### TASK DATA
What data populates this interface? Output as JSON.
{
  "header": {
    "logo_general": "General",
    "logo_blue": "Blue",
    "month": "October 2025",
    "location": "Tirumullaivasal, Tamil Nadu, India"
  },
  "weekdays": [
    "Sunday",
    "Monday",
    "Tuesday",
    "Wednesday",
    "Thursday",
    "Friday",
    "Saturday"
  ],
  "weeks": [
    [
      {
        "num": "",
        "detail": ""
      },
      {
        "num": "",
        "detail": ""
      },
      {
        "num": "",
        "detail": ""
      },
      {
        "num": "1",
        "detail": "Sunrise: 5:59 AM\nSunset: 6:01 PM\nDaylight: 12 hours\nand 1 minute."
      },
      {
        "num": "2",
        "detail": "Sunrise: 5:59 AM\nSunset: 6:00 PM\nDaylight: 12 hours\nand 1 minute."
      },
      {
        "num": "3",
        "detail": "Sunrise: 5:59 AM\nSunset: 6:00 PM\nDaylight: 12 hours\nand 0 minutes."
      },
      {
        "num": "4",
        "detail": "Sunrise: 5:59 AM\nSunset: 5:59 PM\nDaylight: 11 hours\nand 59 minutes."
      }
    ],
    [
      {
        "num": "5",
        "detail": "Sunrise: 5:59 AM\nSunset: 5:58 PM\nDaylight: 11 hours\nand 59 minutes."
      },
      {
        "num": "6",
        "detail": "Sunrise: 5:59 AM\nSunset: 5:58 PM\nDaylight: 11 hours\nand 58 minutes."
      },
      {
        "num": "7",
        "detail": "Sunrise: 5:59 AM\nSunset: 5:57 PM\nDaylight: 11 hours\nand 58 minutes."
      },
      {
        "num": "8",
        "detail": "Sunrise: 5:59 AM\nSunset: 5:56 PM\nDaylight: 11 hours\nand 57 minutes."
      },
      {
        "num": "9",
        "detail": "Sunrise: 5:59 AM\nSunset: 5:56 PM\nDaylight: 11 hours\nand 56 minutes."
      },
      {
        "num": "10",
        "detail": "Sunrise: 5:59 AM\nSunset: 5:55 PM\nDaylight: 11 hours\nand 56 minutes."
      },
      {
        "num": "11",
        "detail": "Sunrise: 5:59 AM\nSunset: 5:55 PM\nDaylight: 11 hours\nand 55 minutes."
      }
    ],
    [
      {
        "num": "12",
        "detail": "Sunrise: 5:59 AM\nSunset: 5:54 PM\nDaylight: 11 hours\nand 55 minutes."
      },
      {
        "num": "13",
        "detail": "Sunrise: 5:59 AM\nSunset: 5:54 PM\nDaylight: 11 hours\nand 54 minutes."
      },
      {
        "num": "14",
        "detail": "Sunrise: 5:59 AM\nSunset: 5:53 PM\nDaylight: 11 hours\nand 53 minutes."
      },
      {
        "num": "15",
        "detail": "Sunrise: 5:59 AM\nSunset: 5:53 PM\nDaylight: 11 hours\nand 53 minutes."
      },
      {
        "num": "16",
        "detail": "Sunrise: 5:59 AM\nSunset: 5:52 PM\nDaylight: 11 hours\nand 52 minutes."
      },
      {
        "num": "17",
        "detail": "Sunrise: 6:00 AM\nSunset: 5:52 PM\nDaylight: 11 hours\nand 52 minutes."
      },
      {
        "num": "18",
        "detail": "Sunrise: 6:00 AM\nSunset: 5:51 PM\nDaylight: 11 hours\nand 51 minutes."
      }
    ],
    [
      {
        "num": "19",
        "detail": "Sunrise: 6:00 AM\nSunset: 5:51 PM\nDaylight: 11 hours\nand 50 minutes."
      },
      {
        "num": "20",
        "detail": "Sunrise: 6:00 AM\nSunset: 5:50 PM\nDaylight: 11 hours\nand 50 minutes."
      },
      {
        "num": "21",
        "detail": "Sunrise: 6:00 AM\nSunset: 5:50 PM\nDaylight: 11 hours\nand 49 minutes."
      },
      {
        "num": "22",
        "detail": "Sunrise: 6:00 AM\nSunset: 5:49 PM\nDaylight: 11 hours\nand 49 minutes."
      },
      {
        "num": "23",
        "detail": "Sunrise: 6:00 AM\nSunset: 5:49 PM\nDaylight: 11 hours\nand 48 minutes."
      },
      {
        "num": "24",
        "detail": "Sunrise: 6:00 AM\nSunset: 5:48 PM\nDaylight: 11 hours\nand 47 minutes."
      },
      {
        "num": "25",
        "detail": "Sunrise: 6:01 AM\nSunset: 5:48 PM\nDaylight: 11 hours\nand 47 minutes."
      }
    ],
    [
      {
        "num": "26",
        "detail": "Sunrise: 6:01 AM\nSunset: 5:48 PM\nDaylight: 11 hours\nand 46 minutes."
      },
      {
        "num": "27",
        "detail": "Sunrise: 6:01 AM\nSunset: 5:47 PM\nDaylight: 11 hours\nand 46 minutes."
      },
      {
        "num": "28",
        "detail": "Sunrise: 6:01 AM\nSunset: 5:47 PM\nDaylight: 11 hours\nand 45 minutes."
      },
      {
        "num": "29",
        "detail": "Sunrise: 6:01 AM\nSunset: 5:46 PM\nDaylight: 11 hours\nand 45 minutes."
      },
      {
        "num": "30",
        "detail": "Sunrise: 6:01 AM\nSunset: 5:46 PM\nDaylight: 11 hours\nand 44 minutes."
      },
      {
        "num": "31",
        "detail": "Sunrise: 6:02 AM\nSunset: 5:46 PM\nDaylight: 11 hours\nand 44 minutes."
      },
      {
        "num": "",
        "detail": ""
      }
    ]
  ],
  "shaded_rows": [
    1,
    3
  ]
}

### GOAL
The records above must be repeated exactly, every one of them.

### OUTPUT OF THE TASK
What data populates this interface? Output as JSON.
{
  "header": {
    "logo_general": "General",
    "logo_blue": "Blue",
    "month": "October 2025",
    "location": "Tirumullaivasal, Tamil Nadu, India"
  },
  "weekdays": [
    "Sunday",
    "Monday",
    "Tuesday",
    "Wednesday",
    "Thursday",
    "Friday",
    "Saturday"
  ],
  "weeks": [
    [
      {
        "num": "",
        "detail": ""
      },
      {
        "num": "",
        "detail": ""
      },
      {
        "num": "",
        "detail": ""
      },
      {
        "num": "1",
        "detail": "Sunrise: 5:59 AM\nSunset: 6:01 PM\nDaylight: 12 hours\nand 1 minute."
      },
      {
        "num": "2",
        "detail": "Sunrise: 5:59 AM\nSunset: 6:00 PM\nDaylight: 12 hours\nand 1 minute."
      },
      {
        "num": "3",
        "detail": "Sunrise: 5:59 AM\nSunset: 6:00 PM\nDaylight: 12 hours\nand 0 minutes."
      },
      {
        "num": "4",
        "detail": "Sunrise: 5:59 AM\nSunset: 5:59 PM\nDaylight: 11 hours\nand 59 minutes."
      }
    ],
    [
      {
        "num": "5",
        "detail": "Sunrise: 5:59 AM\nSunset: 5:58 PM\nDaylight: 11 hours\nand 59 minutes."
      },
      {
        "num": "6",
        "detail": "Sunrise: 5:59 AM\nSunset: 5:58 PM\nDaylight: 11 hours\nand 58 minutes."
      },
      {
        "num": "7",
        "detail": "Sunrise: 5:59 AM\nSunset: 5:57 PM\nDaylight: 11 hours\nand 58 minutes."
      },
      {
        "num": "8",
        "detail": "Sunrise: 5:59 AM\nSunset: 5:56 PM\nDaylight: 11 hours\nand 57 minutes."
      },
      {
        "num": "9",
        "detail": "Sunrise: 5:59 AM\nSunset: 5:56 PM\nDaylight: 11 hours\nand 56 minutes."
      },
      {
        "num": "10",
        "detail": "Sunrise: 5:59 AM\nSunset: 5:55 PM\nDaylight: 11 hours\nand 56 minutes."
      },
      {
        "num": "11",
        "detail": "Sunrise: 5:59 AM\nSunset: 5:55 PM\nDaylight: 11 hours\nand 55 minutes."
      }
    ],
    [
      {
        "num": "12",
        "detail": "Sunrise: 5:59 AM\nSunset: 5:54 PM\nDaylight: 11 hours\nand 55 minutes."
      },
      {
        "num": "13",
        "detail": "Sunrise: 5:59 AM\nSunset: 5:54 PM\nDaylight: 11 hours\nand 54 minutes."
      },
      {
        "num": "14",
        "detail": "Sunrise: 5:59 AM\nSunset: 5:53 PM\nDaylight: 11 hours\nand 53 minutes."
      },
      {
        "num": "15",
        "detail": "Sunrise: 5:59 AM\nSunset: 5:53 PM\nDaylight: 11 hours\nand 53 minutes."
      },
      {
        "num": "16",
        "detail": "Sunrise: 5:59 AM\nSunset: 5:52 PM\nDaylight: 11 hours\nand 52 minutes."
      },
      {
        "num": "17",
        "detail": "Sunrise: 6:00 AM\nSunset: 5:52 PM\nDaylight: 11 hours\nand 52 minutes."
      },
      {
        "num": "18",
        "detail": "Sunrise: 6:00 AM\nSunset: 5:51 PM\nDaylight: 11 hours\nand 51 minutes."
      }
    ],
    [
      {
        "num": "19",
        "detail": "Sunrise: 6:00 AM\nSunset: 5:51 PM\nDaylight: 11 hours\nand 50 minutes."
      },
      {
        "num": "20",
        "detail": "Sunrise: 6:00 AM\nSunset: 5:50 PM\nDaylight: 11 hours\nand 50 minutes."
      },
      {
        "num": "21",
        "detail": "Sunrise: 6:00 AM\nSunset: 5:50 PM\nDaylight: 11 hours\nand 49 minutes."
      },
      {
        "num": "22",
        "detail": "Sunrise: 6:00 AM\nSunset: 5:49 PM\nDaylight: 11 hours\nand 49 minutes."
      },
      {
        "num": "23",
        "detail": "Sunrise: 6:00 AM\nSunset: 5:49 PM\nDaylight: 11 hours\nand 48 minutes."
      },
      {
        "num": "24",
        "detail": "Sunrise: 6:00 AM\nSunset: 5:48 PM\nDaylight: 11 hours\nand 47 minutes."
      },
      {
        "num": "25",
        "detail": "Sunrise: 6:01 AM\nSunset: 5:48 PM\nDaylight: 11 hours\nand 47 minutes."
      }
    ],
    [
      {
        "num": "26",
        "detail": "Sunrise: 6:01 AM\nSunset: 5:48 PM\nDaylight: 11 hours\nand 46 minutes."
      },
      {
        "num": "27",
        "detail": "Sunrise: 6:01 AM\nSunset: 5:47 PM\nDaylight: 11 hours\nand 46 minutes."
      },
      {
        "num": "28",
        "detail": "Sunrise: 6:01 AM\nSunset: 5:47 PM\nDaylight: 11 hours\nand 45 minutes."
      },
      {
        "num": "29",
        "detail": "Sunrise: 6:01 AM\nSunset: 5:46 PM\nDaylight: 11 hours\nand 45 minutes."
      },
      {
        "num": "30",
        "detail": "Sunrise: 6:01 AM\nSunset: 5:46 PM\nDaylight: 11 hours\nand 44 minutes."
      },
      {
        "num": "31",
        "detail": "Sunrise: 6:02 AM\nSunset: 5:46 PM\nDaylight: 11 hours\nand 44 minutes."
      },
      {
        "num": "",
        "detail": ""
      }
    ]
  ],
  "shaded_rows": [
    1,
    3
  ]
}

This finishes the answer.